* Excerpt to read *
────
Good news is SSD drive level endurance is always specified while keeping the worst case random write patterns in mind. For example, when you hear a drive can do one Drive Write per Day, that means you can write at least one full drive worth of data using that random write usage everyday during the drive’s warranty period (typically 5 years).
Head-to-Head Comparison: SSD vs. HDD
When it comes to capacity, SSDs for computers are available in 120GB to 30.72TB capacities, whereas HDDs can go anywhere from 250GB to 20TB. When measuring cost per capacity, HDDs come out on top, but as SSDs drop in price, this will become less of a differentiator for HDDs. However, with SSDs, you get much more work done per server which results in fewer devices deployed to get the same output as an HDD. The result? SSDs have a lower TCO (total cost of ownership).
Reliability is defined as whether data is stored as intended, in an uncorrupted state. SSDs in general are more reliable than HDDs, which again is a function of having no moving parts. That’s because without movement, SSDs aren’t affected by vibration or related thermal issues.
SSDs commonly use less power and result in longer battery life because data access is much faster and the device is idle more often. With their spinning disks, HDDs require more power when they start up than SSDs.
────
* Exercises *
(A) Which storage capacity figures does the SSD versus HDD passage give? List every one.
(B) In the SSD versus HDD passage, what is the typical length of a drive's warranty period?
(C) Proceed with the SSD versus HDD passage, picking up after its final sentence about power use.

* Source material *
────
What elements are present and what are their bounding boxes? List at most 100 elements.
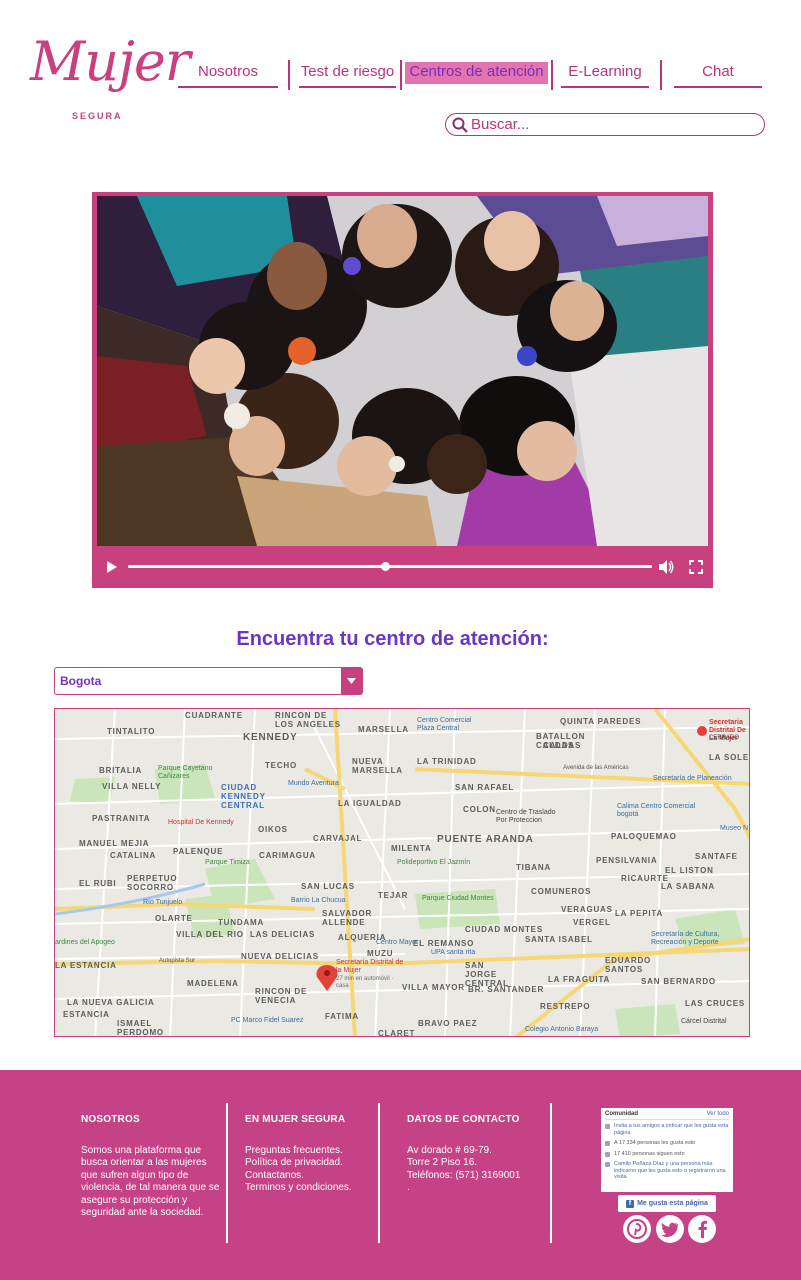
────
* Answers below *
(A) 120GB, 30.72TB, 250GB, 20TB

(B) Typically 5 years.

(C)
SSD Cost Savings over HDDs
It is well understood that SSDs perform significantly better than HDDs. Almost as well understood is the reliability advantage of SSDs. Given these intrinsic advantages, SSDs do not need replication for performance, and they generally require much less replication for reliability. Higher SSD performance also lends itself to much more efficient data-reduction methods than HDDs. Data reduction is the ratio of host data stored to physical storage required; a 50 percent ratio would be equivalent to a 2:1 data-reduction ratio. Because data reduction allows the user to store more data than is on the physical hardware, the resulting effective capacity is increased. Compression and deduplication technologies can greatly decrease the required raw storage capacity needed to meet a “usable capacity” requirement.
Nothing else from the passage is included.